The exhaustive evidence for my conviction that 5:21, according to the most competent exegetes, both Catholic and Protestant, does NOT refer to spouses can be found in Stephen Clark's MAN AND WOMAN IN CHRIST.

My own opinion is that John Paul's speculation is rich and suggestive, but completely unsupported by exhaustive exegetical studies of the passage. Of course, I don't share my opinion about this with my wife - who has her own theological views on this! LOL


We got the long version, but then WOW!!! A full blown, pull no punches, hard hitting homily on John 6, the "heart of the Church"... Imagine! "Mortal sin" and "missing Sunday mass" in *one* sentence! "How can you say there is just a cookie in that box over there...how can you say that?" was another. The last sentence of the sermon read "Are you going to walk away too?"

=== DIRECTIONS ===
Reproduce word for word the part of the excerpted passage starting at "The exhaustive evidence" and ending at "WOMAN IN CHRIST.".

=== INFORMATION PROVIDED ===
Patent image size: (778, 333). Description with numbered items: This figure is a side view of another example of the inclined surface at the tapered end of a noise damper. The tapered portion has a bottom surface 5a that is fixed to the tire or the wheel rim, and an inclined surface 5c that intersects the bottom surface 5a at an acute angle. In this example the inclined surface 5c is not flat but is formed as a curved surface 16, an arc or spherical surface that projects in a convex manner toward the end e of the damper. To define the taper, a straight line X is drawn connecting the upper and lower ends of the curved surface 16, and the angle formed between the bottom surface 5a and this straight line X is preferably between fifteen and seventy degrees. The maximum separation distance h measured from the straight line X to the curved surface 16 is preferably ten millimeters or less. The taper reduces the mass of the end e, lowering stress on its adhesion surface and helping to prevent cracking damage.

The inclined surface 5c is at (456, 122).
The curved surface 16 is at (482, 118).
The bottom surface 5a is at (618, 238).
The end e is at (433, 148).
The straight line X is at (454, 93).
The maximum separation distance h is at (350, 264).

=== CORRECT RESPONSE ===
The exhaustive evidence for my conviction that 5:21, according to the most competent exegetes, both Catholic and Protestant, does NOT refer to spouses can be found in Stephen Clark's MAN AND WOMAN IN CHRIST.